Retype the material in full, keeping every word the same.

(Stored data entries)

# # #

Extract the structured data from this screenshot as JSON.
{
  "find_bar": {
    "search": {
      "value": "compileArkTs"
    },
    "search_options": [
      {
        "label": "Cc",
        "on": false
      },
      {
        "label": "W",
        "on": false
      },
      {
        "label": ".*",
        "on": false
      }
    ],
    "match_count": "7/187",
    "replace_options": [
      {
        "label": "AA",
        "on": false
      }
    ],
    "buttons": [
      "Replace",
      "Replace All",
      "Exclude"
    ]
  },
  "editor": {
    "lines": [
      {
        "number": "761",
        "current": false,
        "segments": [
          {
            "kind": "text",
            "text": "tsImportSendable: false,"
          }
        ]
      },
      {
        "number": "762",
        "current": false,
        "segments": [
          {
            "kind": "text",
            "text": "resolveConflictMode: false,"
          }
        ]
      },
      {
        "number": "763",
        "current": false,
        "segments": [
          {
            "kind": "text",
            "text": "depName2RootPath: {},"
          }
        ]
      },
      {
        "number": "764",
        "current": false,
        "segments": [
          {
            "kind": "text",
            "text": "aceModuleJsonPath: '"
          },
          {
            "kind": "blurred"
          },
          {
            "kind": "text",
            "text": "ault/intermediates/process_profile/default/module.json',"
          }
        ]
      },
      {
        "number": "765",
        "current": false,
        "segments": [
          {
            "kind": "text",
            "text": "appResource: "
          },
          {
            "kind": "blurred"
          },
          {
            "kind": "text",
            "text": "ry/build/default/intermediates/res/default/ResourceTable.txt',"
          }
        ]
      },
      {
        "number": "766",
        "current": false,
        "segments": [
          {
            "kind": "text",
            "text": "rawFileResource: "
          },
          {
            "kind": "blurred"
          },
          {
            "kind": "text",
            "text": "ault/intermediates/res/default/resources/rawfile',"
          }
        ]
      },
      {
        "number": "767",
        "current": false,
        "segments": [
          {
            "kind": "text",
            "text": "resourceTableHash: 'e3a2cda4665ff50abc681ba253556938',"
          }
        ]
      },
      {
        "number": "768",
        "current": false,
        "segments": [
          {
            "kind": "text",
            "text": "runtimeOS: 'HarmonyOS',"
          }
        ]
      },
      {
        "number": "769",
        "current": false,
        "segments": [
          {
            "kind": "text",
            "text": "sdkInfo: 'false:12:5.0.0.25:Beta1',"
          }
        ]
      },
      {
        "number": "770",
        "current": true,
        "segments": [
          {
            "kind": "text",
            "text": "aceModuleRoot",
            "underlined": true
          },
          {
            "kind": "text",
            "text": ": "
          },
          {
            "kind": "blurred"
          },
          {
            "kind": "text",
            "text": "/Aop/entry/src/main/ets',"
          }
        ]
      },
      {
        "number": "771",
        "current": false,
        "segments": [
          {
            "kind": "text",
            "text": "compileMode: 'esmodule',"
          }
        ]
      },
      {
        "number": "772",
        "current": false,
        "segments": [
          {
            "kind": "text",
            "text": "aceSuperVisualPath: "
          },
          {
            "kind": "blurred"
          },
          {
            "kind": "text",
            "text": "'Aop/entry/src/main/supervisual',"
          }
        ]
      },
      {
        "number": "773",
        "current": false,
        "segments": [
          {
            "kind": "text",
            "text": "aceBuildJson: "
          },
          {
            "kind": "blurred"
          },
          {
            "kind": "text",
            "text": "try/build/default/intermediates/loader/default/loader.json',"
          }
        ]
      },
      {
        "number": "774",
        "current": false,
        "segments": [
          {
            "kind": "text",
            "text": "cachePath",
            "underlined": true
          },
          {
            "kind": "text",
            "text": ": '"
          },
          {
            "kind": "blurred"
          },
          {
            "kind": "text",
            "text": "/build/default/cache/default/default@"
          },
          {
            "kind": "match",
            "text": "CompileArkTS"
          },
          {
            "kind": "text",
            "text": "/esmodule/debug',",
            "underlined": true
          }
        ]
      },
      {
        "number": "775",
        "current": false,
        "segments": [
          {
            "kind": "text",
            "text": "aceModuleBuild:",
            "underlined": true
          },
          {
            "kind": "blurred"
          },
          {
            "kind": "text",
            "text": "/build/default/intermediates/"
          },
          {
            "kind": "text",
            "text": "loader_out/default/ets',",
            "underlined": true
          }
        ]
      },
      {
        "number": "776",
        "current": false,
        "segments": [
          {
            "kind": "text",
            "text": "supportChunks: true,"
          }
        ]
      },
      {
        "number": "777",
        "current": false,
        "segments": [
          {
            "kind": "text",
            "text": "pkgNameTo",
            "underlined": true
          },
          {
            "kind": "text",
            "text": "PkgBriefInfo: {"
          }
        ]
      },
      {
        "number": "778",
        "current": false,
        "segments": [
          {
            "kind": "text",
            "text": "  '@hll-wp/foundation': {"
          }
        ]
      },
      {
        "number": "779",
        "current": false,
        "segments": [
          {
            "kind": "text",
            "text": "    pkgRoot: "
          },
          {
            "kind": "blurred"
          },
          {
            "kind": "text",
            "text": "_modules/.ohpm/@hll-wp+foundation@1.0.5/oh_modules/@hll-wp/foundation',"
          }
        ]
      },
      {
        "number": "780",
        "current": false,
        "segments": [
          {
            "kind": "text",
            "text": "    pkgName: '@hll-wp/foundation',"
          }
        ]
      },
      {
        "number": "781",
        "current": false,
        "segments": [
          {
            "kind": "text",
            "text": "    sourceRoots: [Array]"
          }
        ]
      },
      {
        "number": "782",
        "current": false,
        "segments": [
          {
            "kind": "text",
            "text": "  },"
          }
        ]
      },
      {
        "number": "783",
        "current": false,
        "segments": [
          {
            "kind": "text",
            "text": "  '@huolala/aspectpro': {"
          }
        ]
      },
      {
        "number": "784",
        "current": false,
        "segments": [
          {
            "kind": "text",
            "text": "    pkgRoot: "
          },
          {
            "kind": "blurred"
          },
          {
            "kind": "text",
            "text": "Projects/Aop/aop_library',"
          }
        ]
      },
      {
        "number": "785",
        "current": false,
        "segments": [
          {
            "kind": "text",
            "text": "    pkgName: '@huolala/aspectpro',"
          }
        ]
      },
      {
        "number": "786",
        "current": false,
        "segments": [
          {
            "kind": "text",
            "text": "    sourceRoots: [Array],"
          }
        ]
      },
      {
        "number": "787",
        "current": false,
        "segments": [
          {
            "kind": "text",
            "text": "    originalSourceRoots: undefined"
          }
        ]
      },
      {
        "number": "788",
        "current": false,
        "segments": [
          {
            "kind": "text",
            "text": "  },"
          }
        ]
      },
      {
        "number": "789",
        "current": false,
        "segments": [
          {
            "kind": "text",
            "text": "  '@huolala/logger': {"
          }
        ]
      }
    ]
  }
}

# # #

OUTPUT BELOW:
Extract the structured data from this screenshot as JSON.
{
  "find_bar": {
    "search": {
      "value": "compileArkTs"
    },
    "search_options": [
      {
        "label": "Cc",
        "on": false
      },
      {
        "label": "W",
        "on": false
      },
      {
        "label": ".*",
        "on": false
      }
    ],
    "match_count": "7/187",
    "replace_options": [
      {
        "label": "AA",
        "on": false
      }
    ],
    "buttons": [
      "Replace",
      "Replace All",
      "Exclude"
    ]
  },
  "editor": {
    "lines": [
      {
        "number": "761",
        "current": false,
        "segments": [
          {
            "kind": "text",
            "text": "tsImportSendable: false,"
          }
        ]
      },
      {
        "number": "762",
        "current": false,
        "segments": [
          {
            "kind": "text",
            "text": "resolveConflictMode: false,"
          }
        ]
      },
      {
        "number": "763",
        "current": false,
        "segments": [
          {
            "kind": "text",
            "text": "depName2RootPath: {},"
          }
        ]
      },
      {
        "number": "764",
        "current": false,
        "segments": [
          {
            "kind": "text",
            "text": "aceModuleJsonPath: '"
          },
          {
            "kind": "blurred"
          },
          {
            "kind": "text",
            "text": "ault/intermediates/process_profile/default/module.json',"
          }
        ]
      },
      {
        "number": "765",
        "current": false,
        "segments": [
          {
            "kind": "text",
            "text": "appResource: "
          },
          {
            "kind": "blurred"
          },
          {
            "kind": "text",
            "text": "ry/build/default/intermediates/res/default/ResourceTable.txt',"
          }
        ]
      },
      {
        "number": "766",
        "current": false,
        "segments": [
          {
            "kind": "text",
            "text": "rawFileResource: "
          },
          {
            "kind": "blurred"
          },
          {
            "kind": "text",
            "text": "ault/intermediates/res/default/resources/rawfile',"
          }
        ]
      },
      {
        "number": "767",
        "current": false,
        "segments": [
          {
            "kind": "text",
            "text": "resourceTableHash: 'e3a2cda4665ff50abc681ba253556938',"
          }
        ]
      },
      {
        "number": "768",
        "current": false,
        "segments": [
          {
            "kind": "text",
            "text": "runtimeOS: 'HarmonyOS',"
          }
        ]
      },
      {
        "number": "769",
        "current": false,
        "segments": [
          {
            "kind": "text",
            "text": "sdkInfo: 'false:12:5.0.0.25:Beta1',"
          }
        ]
      },
      {
        "number": "770",
        "current": true,
        "segments": [
          {
            "kind": "text",
            "text": "aceModuleRoot",
            "underlined": true
          },
          {
            "kind": "text",
            "text": ": "
          },
          {
            "kind": "blurred"
          },
          {
            "kind": "text",
            "text": "/Aop/entry/src/main/ets',"
          }
        ]
      },
      {
        "number": "771",
        "current": false,
        "segments": [
          {
            "kind": "text",
            "text": "compileMode: 'esmodule',"
          }
        ]
      },
      {
        "number": "772",
        "current": false,
        "segments": [
          {
            "kind": "text",
            "text": "aceSuperVisualPath: "
          },
          {
            "kind": "blurred"
          },
          {
            "kind": "text",
            "text": "'Aop/entry/src/main/supervisual',"
          }
        ]
      },
      {
        "number": "773",
        "current": false,
        "segments": [
          {
            "kind": "text",
            "text": "aceBuildJson: "
          },
          {
            "kind": "blurred"
          },
          {
            "kind": "text",
            "text": "try/build/default/intermediates/loader/default/loader.json',"
          }
        ]
      },
      {
        "number": "774",
        "current": false,
        "segments": [
          {
            "kind": "text",
            "text": "cachePath",
            "underlined": true
          },
          {
            "kind": "text",
            "text": ": '"
          },
          {
            "kind": "blurred"
          },
          {
            "kind": "text",
            "text": "/build/default/cache/default/default@"
          },
          {
            "kind": "match",
            "text": "CompileArkTS"
          },
          {
            "kind": "text",
            "text": "/esmodule/debug',",
            "underlined": true
          }
        ]
      },
      {
        "number": "775",
        "current": false,
        "segments": [
          {
            "kind": "text",
            "text": "aceModuleBuild:",
            "underlined": true
          },
          {
            "kind": "blurred"
          },
          {
            "kind": "text",
            "text": "/build/default/intermediates/"
          },
          {
            "kind": "text",
            "text": "loader_out/default/ets',",
            "underlined": true
          }
        ]
      },
      {
        "number": "776",
        "current": false,
        "segments": [
          {
            "kind": "text",
            "text": "supportChunks: true,"
          }
        ]
      },
      {
        "number": "777",
        "current": false,
        "segments": [
          {
            "kind": "text",
            "text": "pkgNameTo",
            "underlined": true
          },
          {
            "kind": "text",
            "text": "PkgBriefInfo: {"
          }
        ]
      },
      {
        "number": "778",
        "current": false,
        "segments": [
          {
            "kind": "text",
            "text": "  '@hll-wp/foundation': {"
          }
        ]
      },
      {
        "number": "779",
        "current": false,
        "segments": [
          {
            "kind": "text",
            "text": "    pkgRoot: "
          },
          {
            "kind": "blurred"
          },
          {
            "kind": "text",
            "text": "_modules/.ohpm/@hll-wp+foundation@1.0.5/oh_modules/@hll-wp/foundation',"
          }
        ]
      },
      {
        "number": "780",
        "current": false,
        "segments": [
          {
            "kind": "text",
            "text": "    pkgName: '@hll-wp/foundation',"
          }
        ]
      },
      {
        "number": "781",
        "current": false,
        "segments": [
          {
            "kind": "text",
            "text": "    sourceRoots: [Array]"
          }
        ]
      },
      {
        "number": "782",
        "current": false,
        "segments": [
          {
            "kind": "text",
            "text": "  },"
          }
        ]
      },
      {
        "number": "783",
        "current": false,
        "segments": [
          {
            "kind": "text",
            "text": "  '@huolala/aspectpro': {"
          }
        ]
      },
      {
        "number": "784",
        "current": false,
        "segments": [
          {
            "kind": "text",
            "text": "    pkgRoot: "
          },
          {
            "kind": "blurred"
          },
          {
            "kind": "text",
            "text": "Projects/Aop/aop_library',"
          }
        ]
      },
      {
        "number": "785",
        "current": false,
        "segments": [
          {
            "kind": "text",
            "text": "    pkgName: '@huolala/aspectpro',"
          }
        ]
      },
      {
        "number": "786",
        "current": false,
        "segments": [
          {
            "kind": "text",
            "text": "    sourceRoots: [Array],"
          }
        ]
      },
      {
        "number": "787",
        "current": false,
        "segments": [
          {
            "kind": "text",
            "text": "    originalSourceRoots: undefined"
          }
        ]
      },
      {
        "number": "788",
        "current": false,
        "segments": [
          {
            "kind": "text",
            "text": "  },"
          }
        ]
      },
      {
        "number": "789",
        "current": false,
        "segments": [
          {
            "kind": "text",
            "text": "  '@huolala/logger': {"
          }
        ]
      }
    ]
  }
}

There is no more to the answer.